= EXERCISE BRIEF =
List all the lines in these records that hold "image".

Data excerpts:
-- START --
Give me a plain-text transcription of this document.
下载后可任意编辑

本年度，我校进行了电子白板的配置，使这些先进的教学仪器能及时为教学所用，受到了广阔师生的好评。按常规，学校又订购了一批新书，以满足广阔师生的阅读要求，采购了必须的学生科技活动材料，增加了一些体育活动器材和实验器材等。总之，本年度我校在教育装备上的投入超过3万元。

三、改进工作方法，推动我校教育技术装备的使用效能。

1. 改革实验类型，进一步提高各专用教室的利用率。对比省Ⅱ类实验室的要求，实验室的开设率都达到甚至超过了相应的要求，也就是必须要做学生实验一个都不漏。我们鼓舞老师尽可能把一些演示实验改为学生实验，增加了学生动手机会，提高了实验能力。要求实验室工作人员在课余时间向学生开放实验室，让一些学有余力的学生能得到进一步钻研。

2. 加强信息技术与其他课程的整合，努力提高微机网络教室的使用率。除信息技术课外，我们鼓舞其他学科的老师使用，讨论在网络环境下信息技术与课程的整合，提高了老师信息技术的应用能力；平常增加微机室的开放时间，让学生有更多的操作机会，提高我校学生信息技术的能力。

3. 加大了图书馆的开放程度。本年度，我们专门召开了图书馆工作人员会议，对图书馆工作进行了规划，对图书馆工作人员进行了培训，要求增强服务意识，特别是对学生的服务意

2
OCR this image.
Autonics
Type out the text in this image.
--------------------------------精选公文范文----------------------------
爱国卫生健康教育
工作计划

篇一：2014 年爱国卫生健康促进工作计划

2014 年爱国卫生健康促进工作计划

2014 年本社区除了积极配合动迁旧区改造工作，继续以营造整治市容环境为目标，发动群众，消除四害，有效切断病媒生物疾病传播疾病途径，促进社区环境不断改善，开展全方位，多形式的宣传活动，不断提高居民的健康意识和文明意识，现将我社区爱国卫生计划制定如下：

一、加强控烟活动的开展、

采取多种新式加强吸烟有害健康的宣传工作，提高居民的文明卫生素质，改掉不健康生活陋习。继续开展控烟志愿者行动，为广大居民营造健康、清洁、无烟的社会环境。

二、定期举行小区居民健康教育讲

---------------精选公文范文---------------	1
-- END --
= FULL SOLUTION =
OCR this image.
Type out the text in this image.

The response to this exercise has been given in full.